Without including any images, repeat the data exactly.

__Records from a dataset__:
====================
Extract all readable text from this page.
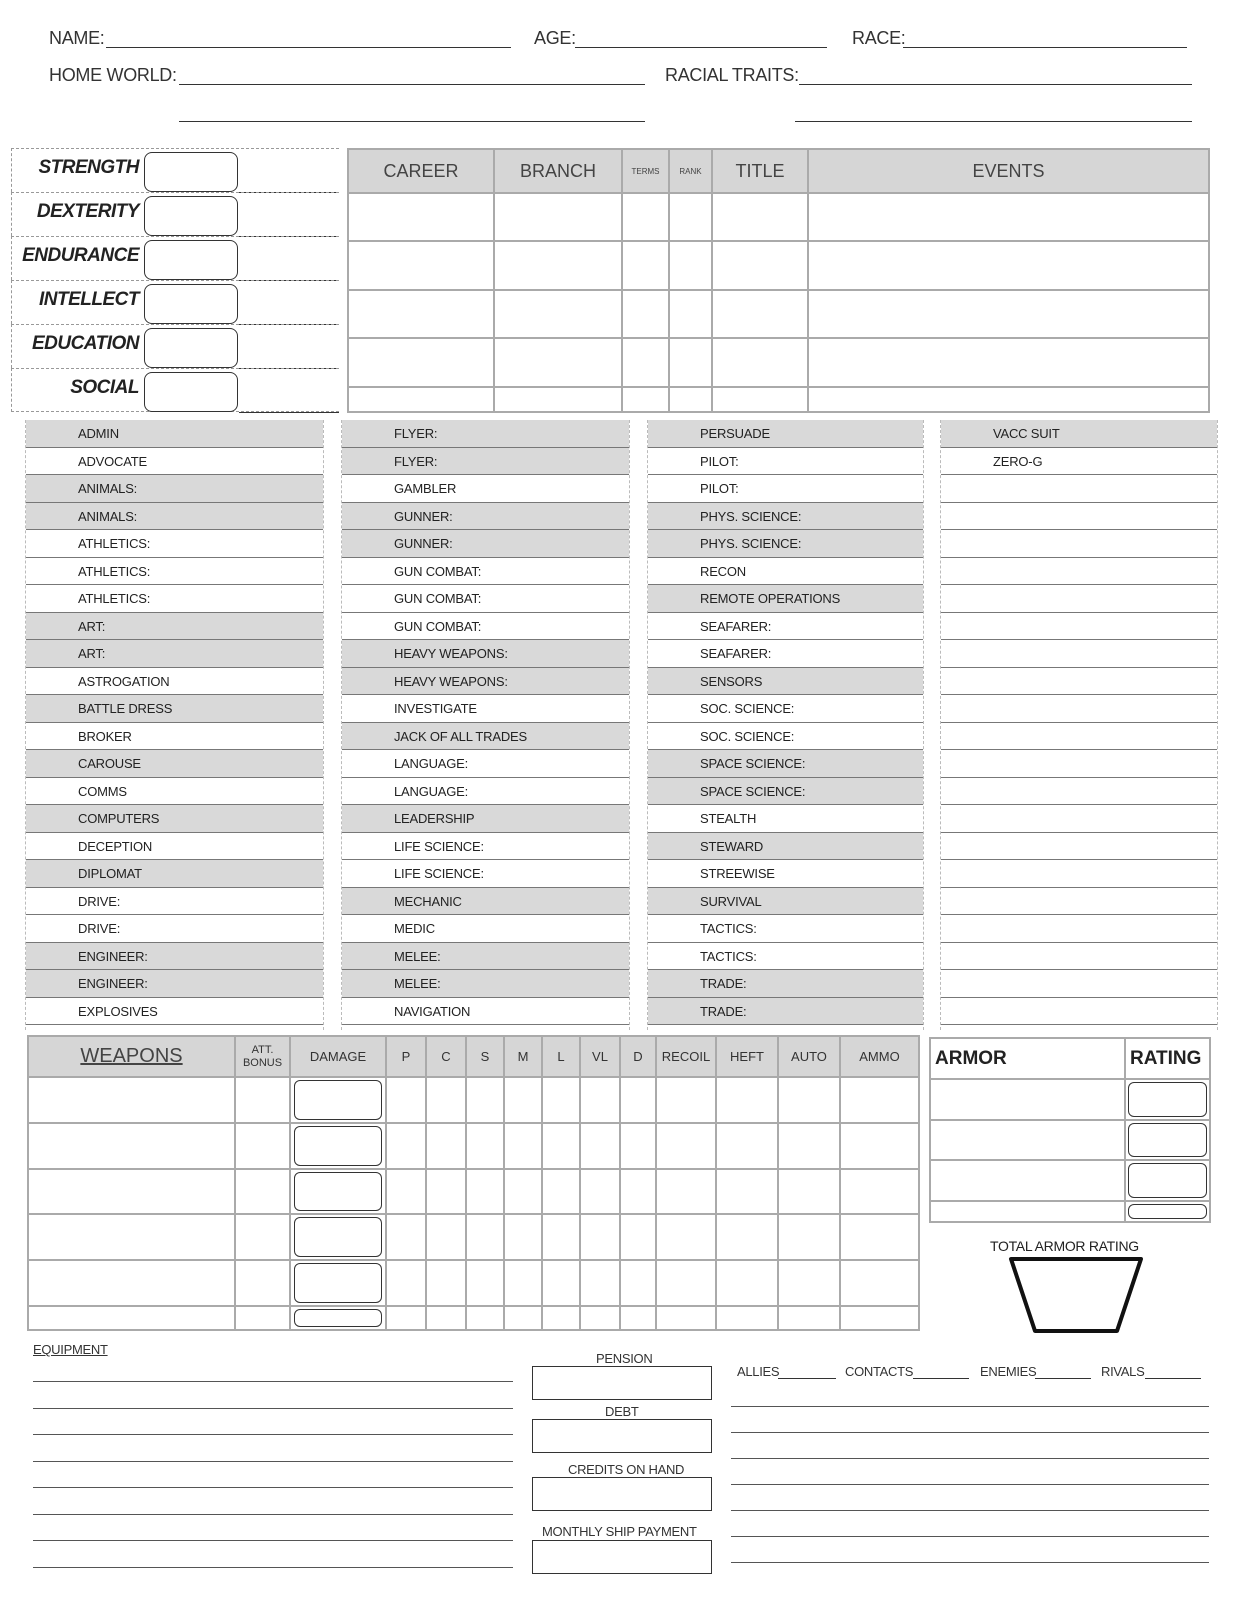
NAME:	AGE:	RACE:
HOME WORLD:	RACIAL TRAITS:
STRENGTH
DEXTERITY
ENDURANCE
INTELLECT
EDUCATION
SOCIAL
CAREER	BRANCH	TERMS	RANK	TITLE	EVENTS

ADMIN
ADVOCATE
ANIMALS:
ANIMALS:
ATHLETICS:
ATHLETICS:
ATHLETICS:
ART:
ART:
ASTROGATION
BATTLE DRESS
BROKER
CAROUSE
COMMS
COMPUTERS
DECEPTION
DIPLOMAT
DRIVE:
DRIVE:
ENGINEER:
ENGINEER:
EXPLOSIVES
FLYER:
FLYER:
GAMBLER
GUNNER:
GUNNER:
GUN COMBAT:
GUN COMBAT:
GUN COMBAT:
HEAVY WEAPONS:
HEAVY WEAPONS:
INVESTIGATE
JACK OF ALL TRADES
LANGUAGE:
LANGUAGE:
LEADERSHIP
LIFE SCIENCE:
LIFE SCIENCE:
MECHANIC
MEDIC
MELEE:
MELEE:
NAVIGATION
PERSUADE
PILOT:
PILOT:
PHYS. SCIENCE:
PHYS. SCIENCE:
RECON
REMOTE OPERATIONS
SEAFARER:
SEAFARER:
SENSORS
SOC. SCIENCE:
SOC. SCIENCE:
SPACE SCIENCE:
SPACE SCIENCE:
STEALTH
STEWARD
STREEWISE
SURVIVAL
TACTICS:
TACTICS:
TRADE:
TRADE:
VACC SUIT
ZERO-G
WEAPONS	ATT. BONUS	DAMAGE	P	C	S	M	L	VL	D	RECOIL	HEFT	AUTO	AMMO

											ARMOR	RATING

TOTAL ARMOR RATING
EQUIPMENT
PENSION
DEBT
CREDITS ON HAND
MONTHLY SHIP PAYMENT
ALLIES	CONTACTS	ENEMIES	RIVALS
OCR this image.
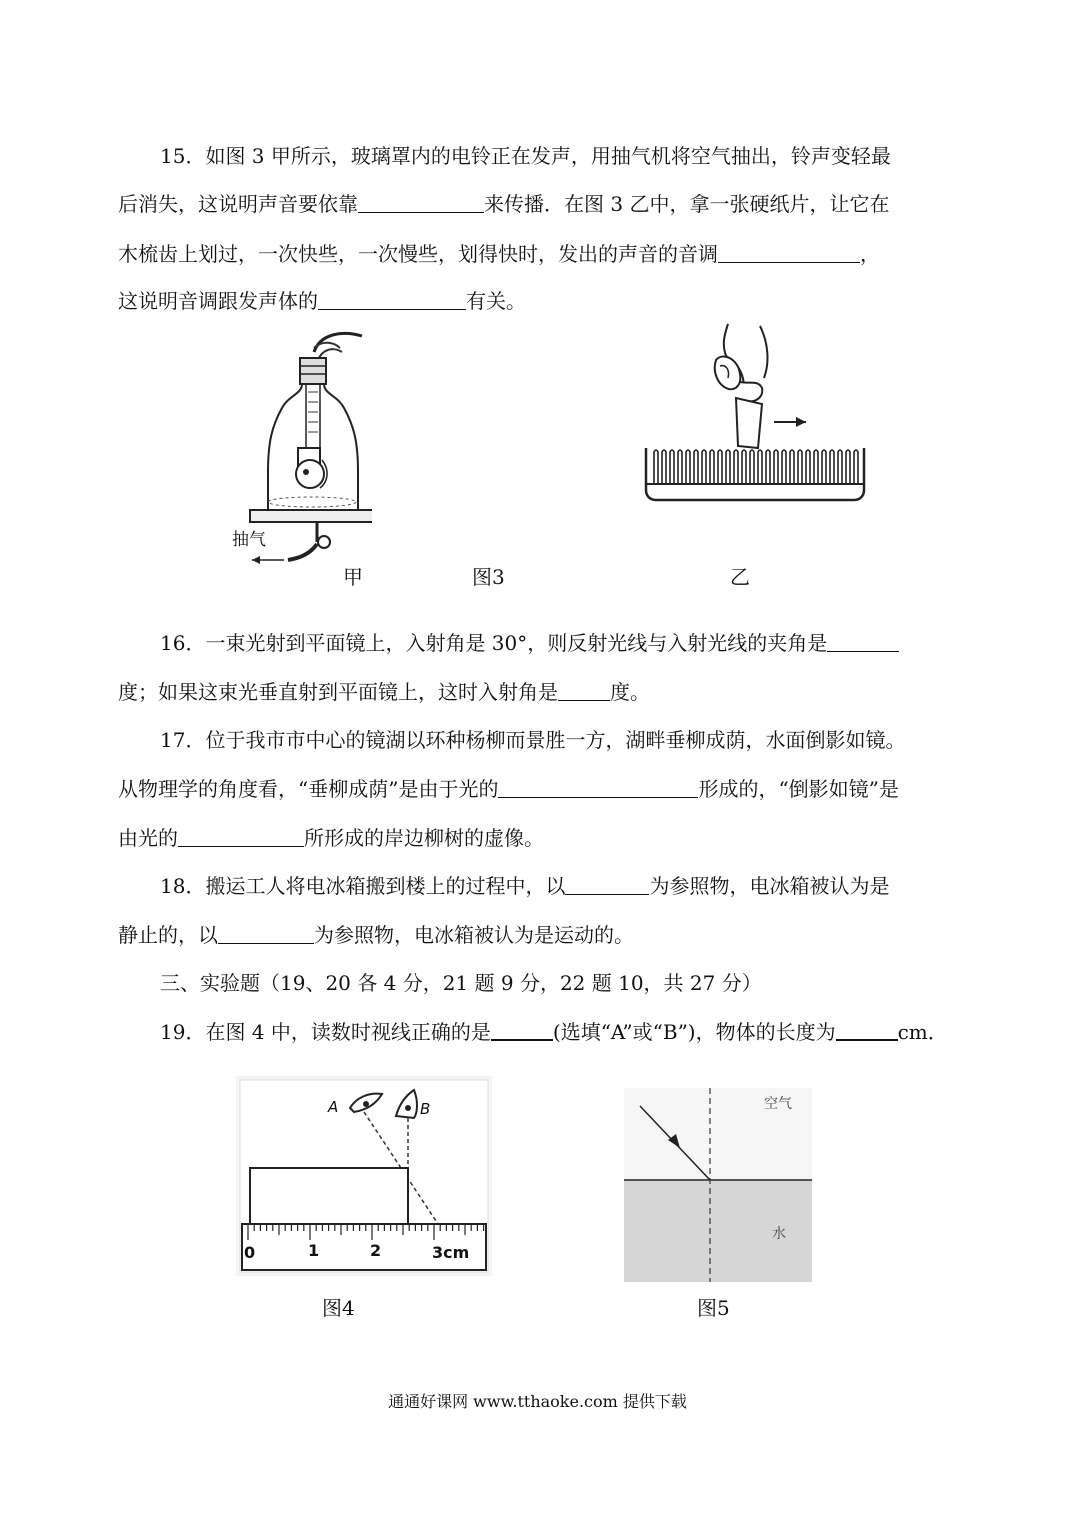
15．如图 3 甲所示，玻璃罩内的电铃正在发声，用抽气机将空气抽出，铃声变轻最
后消失，这说明声音要依靠	来传播．在图 3 乙中，拿一张硬纸片，让它在
木梳齿上划过，一次快些，一次慢些，划得快时，发出的声音的音调	，
这说明音调跟发声体的	有关。
抽气
甲	图3	乙
16．一束光射到平面镜上，入射角是 30°，则反射光线与入射光线的夹角是
度；如果这束光垂直射到平面镜上，这时入射角是	度。
17．位于我市市中心的镜湖以环种杨柳而景胜一方，湖畔垂柳成荫，水面倒影如镜。
从物理学的角度看，“垂柳成荫”是由于光的	形成的，“倒影如镜”是
由光的	所形成的岸边柳树的虚像。
18．搬运工人将电冰箱搬到楼上的过程中，以	为参照物，电冰箱被认为是
静止的，以	为参照物，电冰箱被认为是运动的。
三、实验题（19、20 各 4 分，21 题 9 分，22 题 10，共 27 分）
19．在图 4 中，读数时视线正确的是	(选填“A”或“B”)，物体的长度为	cm．
A	B
0	1	2	3cm
空气
水
图4	图5
通通好课网 www.tthaoke.com 提供下载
====================
__RESULT OF THIS EXERCISE__:
Extract all readable text from this page.
NAME:	AGE:	RACE:
HOME WORLD:	RACIAL TRAITS:
STRENGTH
DEXTERITY
ENDURANCE
INTELLECT
EDUCATION
SOCIAL
CAREER	BRANCH	TERMS	RANK	TITLE	EVENTS

ADMIN
ADVOCATE
ANIMALS:
ANIMALS:
ATHLETICS:
ATHLETICS:
ATHLETICS:
ART:
ART:
ASTROGATION
BATTLE DRESS
BROKER
CAROUSE
COMMS
COMPUTERS
DECEPTION
DIPLOMAT
DRIVE:
DRIVE:
ENGINEER:
ENGINEER:
EXPLOSIVES
FLYER:
FLYER:
GAMBLER
GUNNER:
GUNNER:
GUN COMBAT:
GUN COMBAT:
GUN COMBAT:
HEAVY WEAPONS:
HEAVY WEAPONS:
INVESTIGATE
JACK OF ALL TRADES
LANGUAGE:
LANGUAGE:
LEADERSHIP
LIFE SCIENCE:
LIFE SCIENCE:
MECHANIC
MEDIC
MELEE:
MELEE:
NAVIGATION
PERSUADE
PILOT:
PILOT:
PHYS. SCIENCE:
PHYS. SCIENCE:
RECON
REMOTE OPERATIONS
SEAFARER:
SEAFARER:
SENSORS
SOC. SCIENCE:
SOC. SCIENCE:
SPACE SCIENCE:
SPACE SCIENCE:
STEALTH
STEWARD
STREEWISE
SURVIVAL
TACTICS:
TACTICS:
TRADE:
TRADE:
VACC SUIT
ZERO-G
WEAPONS	ATT. BONUS	DAMAGE	P	C	S	M	L	VL	D	RECOIL	HEFT	AUTO	AMMO

											ARMOR	RATING

TOTAL ARMOR RATING
EQUIPMENT
PENSION
DEBT
CREDITS ON HAND
MONTHLY SHIP PAYMENT
ALLIES	CONTACTS	ENEMIES	RIVALS
OCR this image.
15．如图 3 甲所示，玻璃罩内的电铃正在发声，用抽气机将空气抽出，铃声变轻最
后消失，这说明声音要依靠	来传播．在图 3 乙中，拿一张硬纸片，让它在
木梳齿上划过，一次快些，一次慢些，划得快时，发出的声音的音调	，
这说明音调跟发声体的	有关。
抽气
甲	图3	乙
16．一束光射到平面镜上，入射角是 30°，则反射光线与入射光线的夹角是
度；如果这束光垂直射到平面镜上，这时入射角是	度。
17．位于我市市中心的镜湖以环种杨柳而景胜一方，湖畔垂柳成荫，水面倒影如镜。
从物理学的角度看，“垂柳成荫”是由于光的	形成的，“倒影如镜”是
由光的	所形成的岸边柳树的虚像。
18．搬运工人将电冰箱搬到楼上的过程中，以	为参照物，电冰箱被认为是
静止的，以	为参照物，电冰箱被认为是运动的。
三、实验题（19、20 各 4 分，21 题 9 分，22 题 10，共 27 分）
19．在图 4 中，读数时视线正确的是	(选填“A”或“B”)，物体的长度为	cm．
A	B
0	1	2	3cm
空气
水
图4	图5
通通好课网 www.tthaoke.com 提供下载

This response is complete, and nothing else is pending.